TEXT SECTION>
+---+

Distractions - get the facts

Taking your eyes off the road for just two seconds can have devastating consequences.

On average 25 people are killed and 1235 seriously injured each year on Queensland roads as a result of crashes where driver distraction played a part1.

However, the true extent to which distractions (including mobile phones) contribute to road crashes is likely to be higher because drivers may not admit to police they were distracted at the time of the crash.

Despite the dangers, approximately 70% of Queenslanders admit to using their mobile phone illegally in the car2.

The facts

  • Using a mobile phone while driving multiplies your risk of a serious crash by four3.
  • Research shows using a mobile phone while driving can be as risky as drink driving4.

Using a mobile phone increases your risk of a crash – by four times

Driving is a task that requires all your attention. Using a mobile phone while driving – especially texting – is distracting and can lead to5:

  • riskier decision making – using a mobile phone while driving affects judgement and concentration
  • slower reactions – you generally have a slower reaction when using a mobile phone, particularly when you’re deep in conversation. You may take longer to respond to traffic signals or completely miss them
  • slower, less controlled braking – during a mobile phone call, your brake reaction time is slower and you brake with more force and less control. This results in shorter stopping distances between you and the car in front
  • not being alert to surroundings – when using a mobile phone, we spend less time checking mirrors and what’s going on around us. This affects our ability to monitor and negotiate traffic safely.

Even the smallest distraction can be deadly

The unexpected can happen at any time – so even the smallest distraction can be deadly. Using a mobile phone when driving means taking your eyes and mind off the road – which can have serious consequences.

Even when your eyes are off the road for just two seconds, a vehicle moving at 60km/h travels more than 33 metres. The average person’s time to react to an event is 1.8 seconds. This means nearly four seconds can pass before the average distracted driver can react to a hazard, increasing their risk of a serious crash.

+---+

(Collection entries)
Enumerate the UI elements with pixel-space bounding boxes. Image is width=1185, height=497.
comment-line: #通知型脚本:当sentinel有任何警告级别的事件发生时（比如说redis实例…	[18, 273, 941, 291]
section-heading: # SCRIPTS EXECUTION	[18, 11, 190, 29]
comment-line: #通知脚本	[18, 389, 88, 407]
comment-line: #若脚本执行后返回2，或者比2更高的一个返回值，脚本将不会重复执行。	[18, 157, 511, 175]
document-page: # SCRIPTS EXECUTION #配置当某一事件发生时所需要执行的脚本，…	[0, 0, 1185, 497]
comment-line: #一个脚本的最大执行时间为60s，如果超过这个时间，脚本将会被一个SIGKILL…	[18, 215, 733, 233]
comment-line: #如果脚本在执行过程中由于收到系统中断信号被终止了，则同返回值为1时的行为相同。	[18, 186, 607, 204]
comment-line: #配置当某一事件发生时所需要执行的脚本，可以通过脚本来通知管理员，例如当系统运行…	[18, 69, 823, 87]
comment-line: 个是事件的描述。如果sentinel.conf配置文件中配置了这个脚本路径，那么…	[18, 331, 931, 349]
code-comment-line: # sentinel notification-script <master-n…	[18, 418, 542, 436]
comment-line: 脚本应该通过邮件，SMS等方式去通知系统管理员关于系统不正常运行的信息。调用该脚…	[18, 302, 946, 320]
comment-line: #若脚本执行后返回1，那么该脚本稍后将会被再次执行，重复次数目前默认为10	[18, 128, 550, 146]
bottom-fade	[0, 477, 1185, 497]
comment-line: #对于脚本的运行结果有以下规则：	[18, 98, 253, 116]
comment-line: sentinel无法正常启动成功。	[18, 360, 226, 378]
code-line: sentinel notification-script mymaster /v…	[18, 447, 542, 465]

+---+

WHAT YOU NEED TO DO>
**1.** Answer these questions from the text on mobile phone distraction while driving:
(a) About what share of Queenslanders admit to using their mobile phone illegally in the car?
(b) What is the average person's time to react to an event?
(c) How far does a vehicle moving at 60km/h travel while the driver's eyes are off the road for two seconds?
**2.** Write out every line of the collection entries above with no changes.
The text and the collection entries have no connection to each other.

WRITTEN ANSWERS>
**1.**
(a) Approximately 70%.
(b) 1.8 seconds.
(c) More than 33 metres.

**2.**
Enumerate the UI elements with pixel-space bounding boxes. Image is width=1185, height=497.
comment-line: #通知型脚本:当sentinel有任何警告级别的事件发生时（比如说redis实例…	[18, 273, 941, 291]
section-heading: # SCRIPTS EXECUTION	[18, 11, 190, 29]
comment-line: #通知脚本	[18, 389, 88, 407]
comment-line: #若脚本执行后返回2，或者比2更高的一个返回值，脚本将不会重复执行。	[18, 157, 511, 175]
document-page: # SCRIPTS EXECUTION #配置当某一事件发生时所需要执行的脚本，…	[0, 0, 1185, 497]
comment-line: #一个脚本的最大执行时间为60s，如果超过这个时间，脚本将会被一个SIGKILL…	[18, 215, 733, 233]
comment-line: #如果脚本在执行过程中由于收到系统中断信号被终止了，则同返回值为1时的行为相同。	[18, 186, 607, 204]
comment-line: #配置当某一事件发生时所需要执行的脚本，可以通过脚本来通知管理员，例如当系统运行…	[18, 69, 823, 87]
comment-line: 个是事件的描述。如果sentinel.conf配置文件中配置了这个脚本路径，那么…	[18, 331, 931, 349]
code-comment-line: # sentinel notification-script <master-n…	[18, 418, 542, 436]
comment-line: 脚本应该通过邮件，SMS等方式去通知系统管理员关于系统不正常运行的信息。调用该脚…	[18, 302, 946, 320]
comment-line: #若脚本执行后返回1，那么该脚本稍后将会被再次执行，重复次数目前默认为10	[18, 128, 550, 146]
bottom-fade	[0, 477, 1185, 497]
comment-line: #对于脚本的运行结果有以下规则：	[18, 98, 253, 116]
comment-line: sentinel无法正常启动成功。	[18, 360, 226, 378]
code-line: sentinel notification-script mymaster /v…	[18, 447, 542, 465]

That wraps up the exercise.